- What to work on: Records follow. Select each line holding "screwdriver".

- Source records:

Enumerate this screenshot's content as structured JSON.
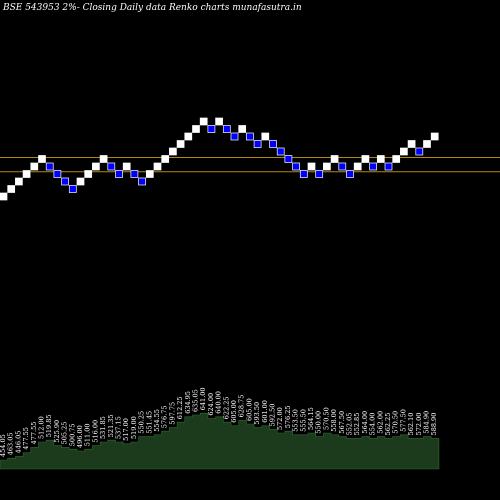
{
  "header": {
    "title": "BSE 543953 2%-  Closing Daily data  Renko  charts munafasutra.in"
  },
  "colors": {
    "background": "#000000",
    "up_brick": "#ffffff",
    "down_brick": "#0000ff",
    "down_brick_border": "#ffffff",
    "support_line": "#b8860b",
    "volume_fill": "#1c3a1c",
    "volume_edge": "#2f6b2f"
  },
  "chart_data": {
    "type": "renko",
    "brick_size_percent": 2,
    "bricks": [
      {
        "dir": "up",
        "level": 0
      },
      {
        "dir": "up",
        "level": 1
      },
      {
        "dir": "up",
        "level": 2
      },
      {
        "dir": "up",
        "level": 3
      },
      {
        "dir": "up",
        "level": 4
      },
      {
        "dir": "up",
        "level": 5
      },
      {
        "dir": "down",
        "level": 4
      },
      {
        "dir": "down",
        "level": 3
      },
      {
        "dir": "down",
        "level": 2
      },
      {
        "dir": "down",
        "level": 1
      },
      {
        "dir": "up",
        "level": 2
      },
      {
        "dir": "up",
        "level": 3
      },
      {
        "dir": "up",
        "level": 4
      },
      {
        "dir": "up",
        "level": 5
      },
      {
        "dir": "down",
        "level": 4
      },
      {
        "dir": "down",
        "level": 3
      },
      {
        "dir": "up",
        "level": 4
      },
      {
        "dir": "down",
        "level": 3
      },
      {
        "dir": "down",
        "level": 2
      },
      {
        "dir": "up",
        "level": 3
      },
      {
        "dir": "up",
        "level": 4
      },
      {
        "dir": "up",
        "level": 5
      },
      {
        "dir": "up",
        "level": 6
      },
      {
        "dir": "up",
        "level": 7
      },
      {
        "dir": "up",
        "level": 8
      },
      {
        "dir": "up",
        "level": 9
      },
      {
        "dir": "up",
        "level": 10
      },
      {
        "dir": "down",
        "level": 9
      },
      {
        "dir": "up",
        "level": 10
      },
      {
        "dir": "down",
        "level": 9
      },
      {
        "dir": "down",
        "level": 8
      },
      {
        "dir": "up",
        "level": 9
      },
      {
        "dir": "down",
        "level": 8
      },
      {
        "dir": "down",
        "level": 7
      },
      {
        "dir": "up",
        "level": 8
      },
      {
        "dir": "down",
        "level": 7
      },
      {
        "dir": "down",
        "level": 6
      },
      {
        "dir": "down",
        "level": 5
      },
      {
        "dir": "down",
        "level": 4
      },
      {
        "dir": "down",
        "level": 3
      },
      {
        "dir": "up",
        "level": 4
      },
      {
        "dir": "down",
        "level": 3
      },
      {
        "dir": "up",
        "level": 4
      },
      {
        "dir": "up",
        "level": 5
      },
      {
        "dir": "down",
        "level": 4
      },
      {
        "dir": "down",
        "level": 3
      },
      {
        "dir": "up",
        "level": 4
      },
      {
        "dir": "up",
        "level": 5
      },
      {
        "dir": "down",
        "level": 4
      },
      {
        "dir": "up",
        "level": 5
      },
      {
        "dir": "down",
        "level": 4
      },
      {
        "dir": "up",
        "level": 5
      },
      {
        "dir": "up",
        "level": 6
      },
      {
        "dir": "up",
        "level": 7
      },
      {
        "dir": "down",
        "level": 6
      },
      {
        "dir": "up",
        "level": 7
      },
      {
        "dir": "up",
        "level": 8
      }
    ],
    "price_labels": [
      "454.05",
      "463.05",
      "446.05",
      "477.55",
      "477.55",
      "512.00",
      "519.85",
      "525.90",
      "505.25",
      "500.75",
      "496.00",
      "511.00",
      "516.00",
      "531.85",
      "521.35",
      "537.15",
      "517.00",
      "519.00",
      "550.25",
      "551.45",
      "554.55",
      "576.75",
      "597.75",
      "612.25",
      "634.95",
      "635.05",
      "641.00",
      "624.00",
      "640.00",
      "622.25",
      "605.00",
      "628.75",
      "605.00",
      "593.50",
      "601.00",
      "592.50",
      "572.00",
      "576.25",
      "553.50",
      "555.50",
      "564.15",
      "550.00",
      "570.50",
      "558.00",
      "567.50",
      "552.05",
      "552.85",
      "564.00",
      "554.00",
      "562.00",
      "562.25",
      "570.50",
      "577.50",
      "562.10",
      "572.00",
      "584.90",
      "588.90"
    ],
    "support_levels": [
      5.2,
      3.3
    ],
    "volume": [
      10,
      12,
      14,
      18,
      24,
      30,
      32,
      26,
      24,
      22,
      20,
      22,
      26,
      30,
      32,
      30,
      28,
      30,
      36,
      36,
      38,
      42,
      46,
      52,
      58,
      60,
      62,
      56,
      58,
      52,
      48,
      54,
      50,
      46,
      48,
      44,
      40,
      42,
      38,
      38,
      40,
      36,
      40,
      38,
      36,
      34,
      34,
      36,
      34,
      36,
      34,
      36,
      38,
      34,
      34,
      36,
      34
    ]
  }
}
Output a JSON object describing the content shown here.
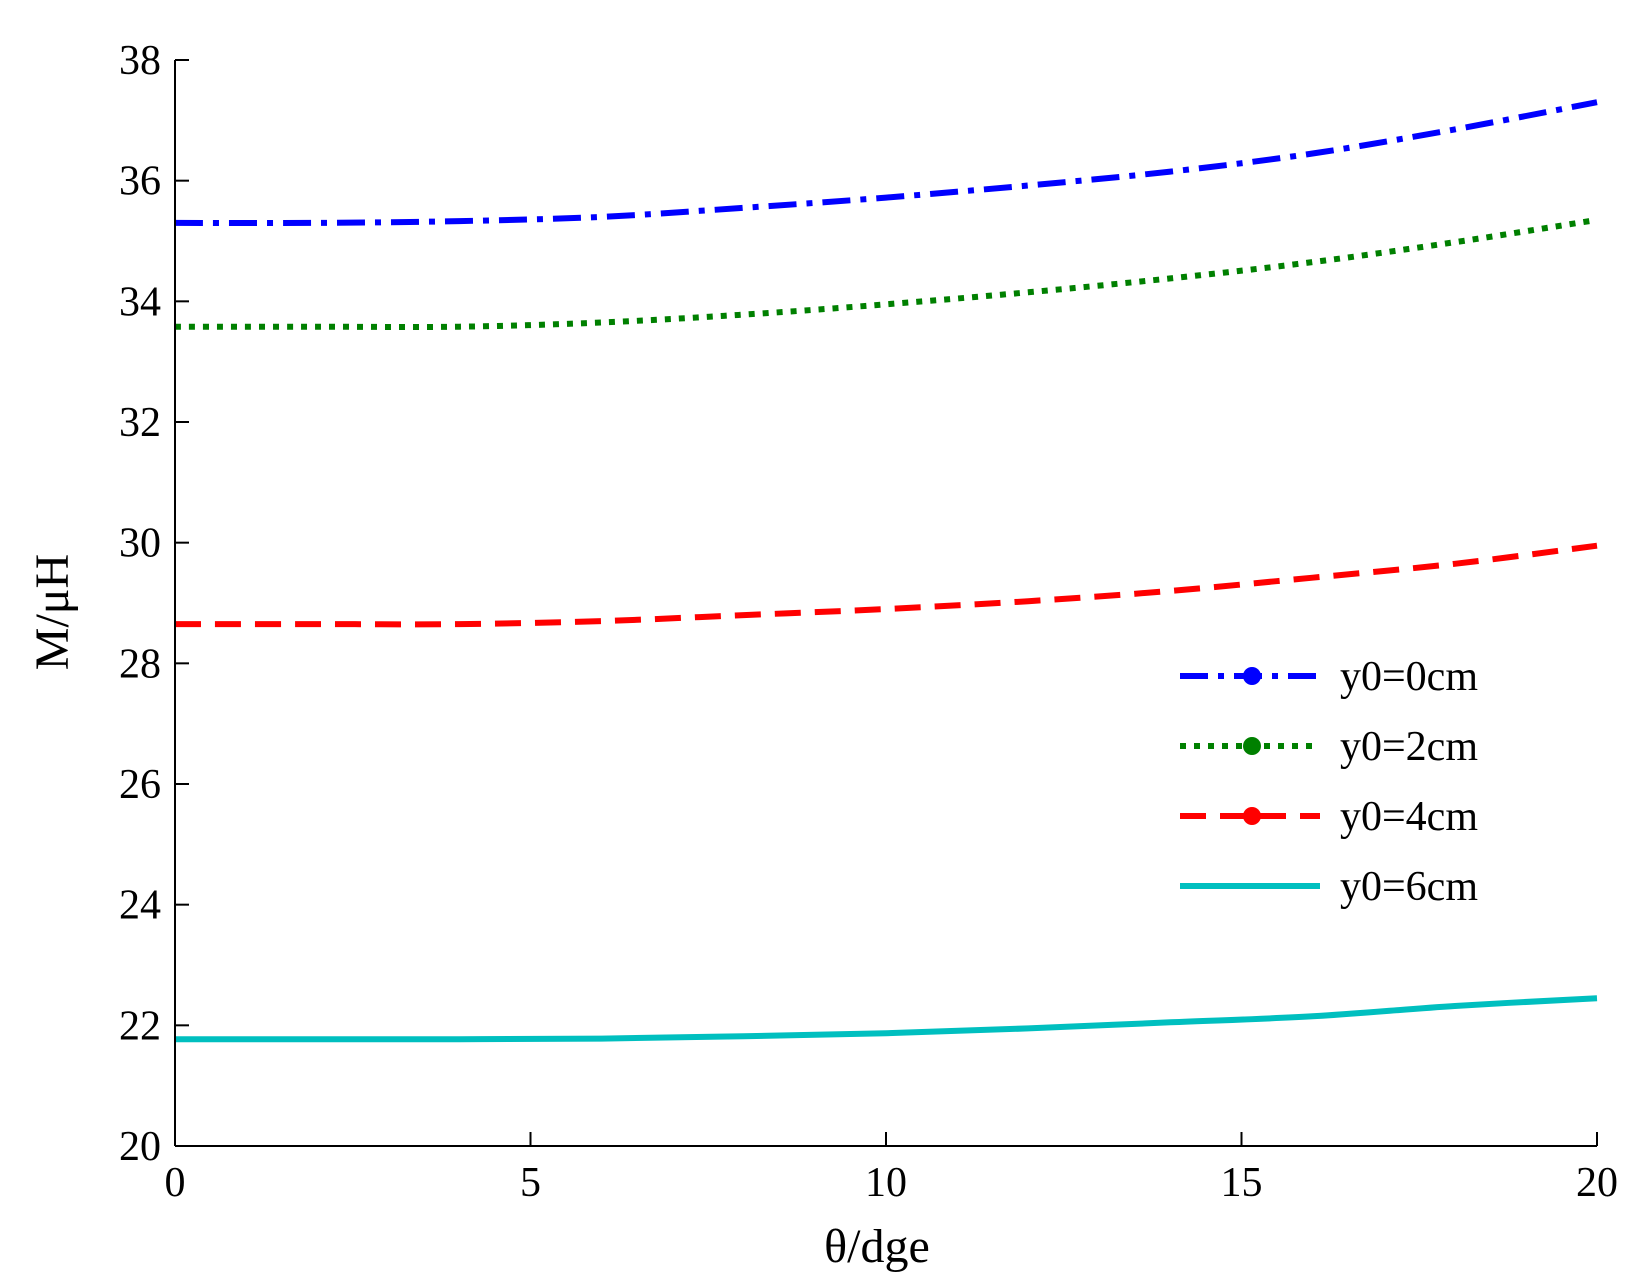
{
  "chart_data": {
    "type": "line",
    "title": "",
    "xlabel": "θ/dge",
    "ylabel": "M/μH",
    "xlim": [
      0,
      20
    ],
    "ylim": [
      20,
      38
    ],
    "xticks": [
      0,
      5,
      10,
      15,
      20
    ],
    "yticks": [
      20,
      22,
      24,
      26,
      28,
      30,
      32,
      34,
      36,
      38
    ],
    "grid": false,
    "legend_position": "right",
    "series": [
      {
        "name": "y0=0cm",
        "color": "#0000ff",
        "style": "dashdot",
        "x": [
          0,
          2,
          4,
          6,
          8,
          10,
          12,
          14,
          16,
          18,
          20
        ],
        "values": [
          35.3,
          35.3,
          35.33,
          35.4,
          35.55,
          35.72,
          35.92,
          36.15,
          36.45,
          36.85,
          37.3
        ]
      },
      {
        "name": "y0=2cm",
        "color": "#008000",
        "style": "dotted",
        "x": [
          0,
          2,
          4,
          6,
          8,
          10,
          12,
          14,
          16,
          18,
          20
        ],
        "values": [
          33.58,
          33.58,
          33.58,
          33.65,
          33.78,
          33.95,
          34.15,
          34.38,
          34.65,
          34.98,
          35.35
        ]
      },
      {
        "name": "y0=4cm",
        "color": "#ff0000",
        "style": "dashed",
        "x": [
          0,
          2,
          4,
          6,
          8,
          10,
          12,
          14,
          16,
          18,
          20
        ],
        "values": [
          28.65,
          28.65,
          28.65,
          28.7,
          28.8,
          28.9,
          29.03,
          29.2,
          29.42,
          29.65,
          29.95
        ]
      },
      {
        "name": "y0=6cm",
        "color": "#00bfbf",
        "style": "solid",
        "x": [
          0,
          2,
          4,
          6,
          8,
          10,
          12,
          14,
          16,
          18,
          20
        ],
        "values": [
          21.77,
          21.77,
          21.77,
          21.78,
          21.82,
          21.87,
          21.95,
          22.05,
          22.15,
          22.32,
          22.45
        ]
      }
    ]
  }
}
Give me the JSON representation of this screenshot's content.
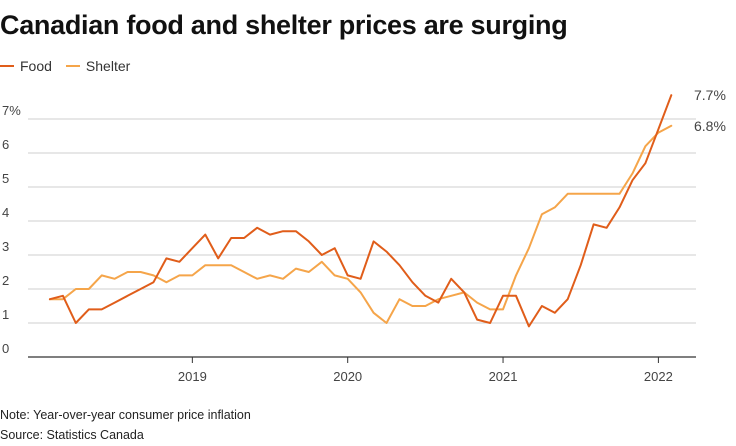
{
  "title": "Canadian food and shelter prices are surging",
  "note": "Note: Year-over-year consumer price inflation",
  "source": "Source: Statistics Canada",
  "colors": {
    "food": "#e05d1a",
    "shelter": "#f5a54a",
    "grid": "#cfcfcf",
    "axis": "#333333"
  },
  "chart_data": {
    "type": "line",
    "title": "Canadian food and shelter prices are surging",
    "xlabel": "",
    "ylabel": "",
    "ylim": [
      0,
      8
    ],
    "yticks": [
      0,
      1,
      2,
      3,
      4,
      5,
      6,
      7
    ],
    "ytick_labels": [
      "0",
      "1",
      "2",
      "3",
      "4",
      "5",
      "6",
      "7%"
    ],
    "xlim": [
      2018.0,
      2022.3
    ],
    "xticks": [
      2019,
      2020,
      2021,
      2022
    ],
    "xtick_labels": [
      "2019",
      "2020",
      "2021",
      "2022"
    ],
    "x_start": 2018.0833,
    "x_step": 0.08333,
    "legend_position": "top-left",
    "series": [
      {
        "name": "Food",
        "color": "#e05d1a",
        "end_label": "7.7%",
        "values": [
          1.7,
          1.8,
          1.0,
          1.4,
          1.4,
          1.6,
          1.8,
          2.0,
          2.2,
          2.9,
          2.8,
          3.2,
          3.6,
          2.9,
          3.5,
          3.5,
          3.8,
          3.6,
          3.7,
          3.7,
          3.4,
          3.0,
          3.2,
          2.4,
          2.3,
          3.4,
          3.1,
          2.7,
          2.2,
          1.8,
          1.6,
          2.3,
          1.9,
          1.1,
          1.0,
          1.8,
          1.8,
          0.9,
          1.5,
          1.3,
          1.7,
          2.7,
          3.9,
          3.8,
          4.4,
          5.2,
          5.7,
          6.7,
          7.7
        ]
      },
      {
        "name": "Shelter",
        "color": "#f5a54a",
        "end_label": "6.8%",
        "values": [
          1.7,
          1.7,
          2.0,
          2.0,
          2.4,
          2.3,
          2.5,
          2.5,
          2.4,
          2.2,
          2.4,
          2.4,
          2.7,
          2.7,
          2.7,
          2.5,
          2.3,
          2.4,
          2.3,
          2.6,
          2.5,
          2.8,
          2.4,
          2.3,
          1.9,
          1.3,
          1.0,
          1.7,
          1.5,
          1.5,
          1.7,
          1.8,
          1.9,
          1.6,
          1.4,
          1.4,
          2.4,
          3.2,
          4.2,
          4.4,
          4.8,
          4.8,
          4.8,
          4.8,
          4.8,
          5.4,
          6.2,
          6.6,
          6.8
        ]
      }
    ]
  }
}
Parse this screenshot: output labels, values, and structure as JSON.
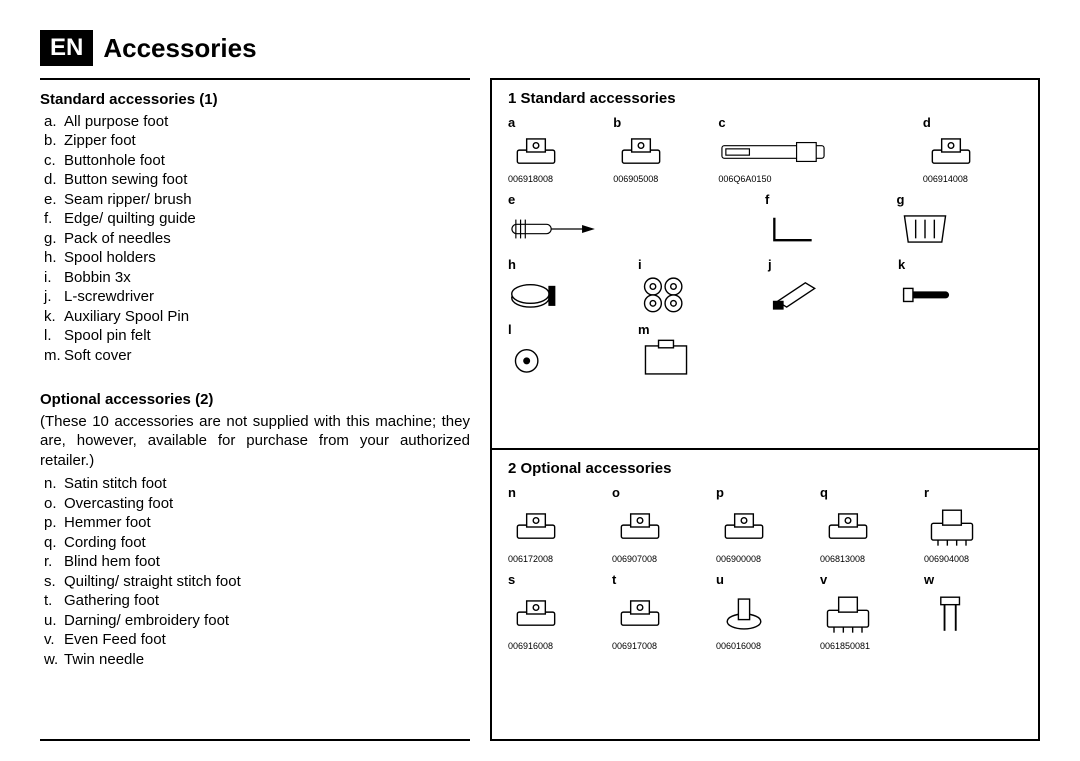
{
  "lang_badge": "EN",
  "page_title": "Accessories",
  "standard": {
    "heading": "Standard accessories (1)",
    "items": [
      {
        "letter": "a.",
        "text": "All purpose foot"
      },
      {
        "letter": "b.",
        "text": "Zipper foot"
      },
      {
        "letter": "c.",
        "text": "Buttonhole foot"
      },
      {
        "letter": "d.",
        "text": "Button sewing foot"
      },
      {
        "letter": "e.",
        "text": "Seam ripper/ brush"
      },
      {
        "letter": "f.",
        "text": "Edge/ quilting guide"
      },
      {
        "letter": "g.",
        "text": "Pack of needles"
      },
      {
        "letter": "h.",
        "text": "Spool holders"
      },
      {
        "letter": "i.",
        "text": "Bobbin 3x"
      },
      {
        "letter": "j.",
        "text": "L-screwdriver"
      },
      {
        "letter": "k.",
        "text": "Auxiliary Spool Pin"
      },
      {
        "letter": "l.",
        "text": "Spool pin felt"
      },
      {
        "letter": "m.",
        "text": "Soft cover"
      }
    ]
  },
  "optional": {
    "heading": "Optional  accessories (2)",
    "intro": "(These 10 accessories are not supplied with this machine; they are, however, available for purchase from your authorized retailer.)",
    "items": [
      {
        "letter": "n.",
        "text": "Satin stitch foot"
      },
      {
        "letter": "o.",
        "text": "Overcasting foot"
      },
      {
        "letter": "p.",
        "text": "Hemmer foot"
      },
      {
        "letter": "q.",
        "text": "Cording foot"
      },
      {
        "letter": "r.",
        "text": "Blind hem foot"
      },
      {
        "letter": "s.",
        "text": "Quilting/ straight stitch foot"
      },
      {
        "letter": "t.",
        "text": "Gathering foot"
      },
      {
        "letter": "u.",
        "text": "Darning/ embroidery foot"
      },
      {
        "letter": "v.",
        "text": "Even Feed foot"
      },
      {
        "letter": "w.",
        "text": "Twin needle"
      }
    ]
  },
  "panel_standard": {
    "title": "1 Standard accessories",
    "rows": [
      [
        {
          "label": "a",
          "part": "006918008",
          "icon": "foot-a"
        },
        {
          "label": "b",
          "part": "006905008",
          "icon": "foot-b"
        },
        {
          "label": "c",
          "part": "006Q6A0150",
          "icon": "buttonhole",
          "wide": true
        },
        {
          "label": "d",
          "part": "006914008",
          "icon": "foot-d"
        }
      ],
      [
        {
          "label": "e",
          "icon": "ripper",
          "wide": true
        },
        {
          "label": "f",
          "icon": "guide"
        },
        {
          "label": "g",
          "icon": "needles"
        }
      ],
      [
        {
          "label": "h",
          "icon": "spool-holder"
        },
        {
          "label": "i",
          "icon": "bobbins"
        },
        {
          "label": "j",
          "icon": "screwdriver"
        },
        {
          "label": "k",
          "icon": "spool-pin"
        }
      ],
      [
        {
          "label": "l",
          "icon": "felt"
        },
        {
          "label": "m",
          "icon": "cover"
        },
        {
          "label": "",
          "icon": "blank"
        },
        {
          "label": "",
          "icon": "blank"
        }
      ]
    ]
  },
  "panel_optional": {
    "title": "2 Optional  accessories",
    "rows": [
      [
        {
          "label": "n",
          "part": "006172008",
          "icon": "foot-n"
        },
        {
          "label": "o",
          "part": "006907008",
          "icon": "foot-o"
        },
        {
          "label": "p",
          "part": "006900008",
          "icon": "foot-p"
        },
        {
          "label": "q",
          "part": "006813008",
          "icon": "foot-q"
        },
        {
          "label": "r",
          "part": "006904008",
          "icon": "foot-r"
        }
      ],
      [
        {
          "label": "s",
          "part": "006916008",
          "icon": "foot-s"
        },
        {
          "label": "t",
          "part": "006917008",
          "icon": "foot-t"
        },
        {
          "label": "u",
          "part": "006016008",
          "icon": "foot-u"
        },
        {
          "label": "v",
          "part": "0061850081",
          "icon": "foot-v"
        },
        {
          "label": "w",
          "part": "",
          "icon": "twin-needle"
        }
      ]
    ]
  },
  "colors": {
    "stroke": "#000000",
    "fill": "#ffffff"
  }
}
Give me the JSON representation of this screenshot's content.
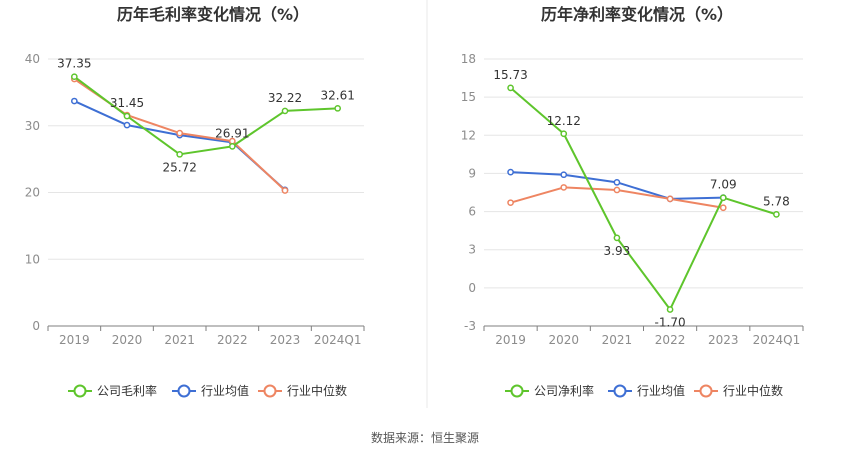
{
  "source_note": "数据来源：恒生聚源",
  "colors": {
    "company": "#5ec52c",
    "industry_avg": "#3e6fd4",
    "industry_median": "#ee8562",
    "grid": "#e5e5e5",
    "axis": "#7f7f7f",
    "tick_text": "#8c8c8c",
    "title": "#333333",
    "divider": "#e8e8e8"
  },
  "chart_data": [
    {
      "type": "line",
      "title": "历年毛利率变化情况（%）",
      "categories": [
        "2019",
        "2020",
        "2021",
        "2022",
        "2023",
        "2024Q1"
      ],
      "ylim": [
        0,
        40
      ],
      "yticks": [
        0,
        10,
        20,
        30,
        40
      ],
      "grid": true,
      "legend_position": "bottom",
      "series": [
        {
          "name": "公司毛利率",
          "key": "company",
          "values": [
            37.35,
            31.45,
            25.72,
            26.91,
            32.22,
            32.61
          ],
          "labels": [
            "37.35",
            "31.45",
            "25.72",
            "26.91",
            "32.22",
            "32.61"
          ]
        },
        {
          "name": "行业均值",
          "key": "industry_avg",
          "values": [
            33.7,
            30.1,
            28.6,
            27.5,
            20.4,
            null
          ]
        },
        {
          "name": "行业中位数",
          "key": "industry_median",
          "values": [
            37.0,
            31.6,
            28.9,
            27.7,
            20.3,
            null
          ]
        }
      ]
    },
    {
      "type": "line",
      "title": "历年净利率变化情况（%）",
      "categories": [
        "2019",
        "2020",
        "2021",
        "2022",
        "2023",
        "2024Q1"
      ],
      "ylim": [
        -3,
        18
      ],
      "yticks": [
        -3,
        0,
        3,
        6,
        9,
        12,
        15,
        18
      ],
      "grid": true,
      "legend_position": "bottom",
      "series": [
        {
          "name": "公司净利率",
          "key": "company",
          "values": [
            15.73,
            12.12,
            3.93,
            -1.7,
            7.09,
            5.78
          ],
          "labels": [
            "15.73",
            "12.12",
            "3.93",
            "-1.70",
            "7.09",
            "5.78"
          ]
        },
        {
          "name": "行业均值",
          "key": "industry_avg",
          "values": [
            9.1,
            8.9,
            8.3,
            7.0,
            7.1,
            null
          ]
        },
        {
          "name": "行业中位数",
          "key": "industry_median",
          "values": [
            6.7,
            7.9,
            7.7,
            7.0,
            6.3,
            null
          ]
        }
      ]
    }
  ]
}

- Task output:
        "text": "L-screwdriver"
          "icon": "screwdriver"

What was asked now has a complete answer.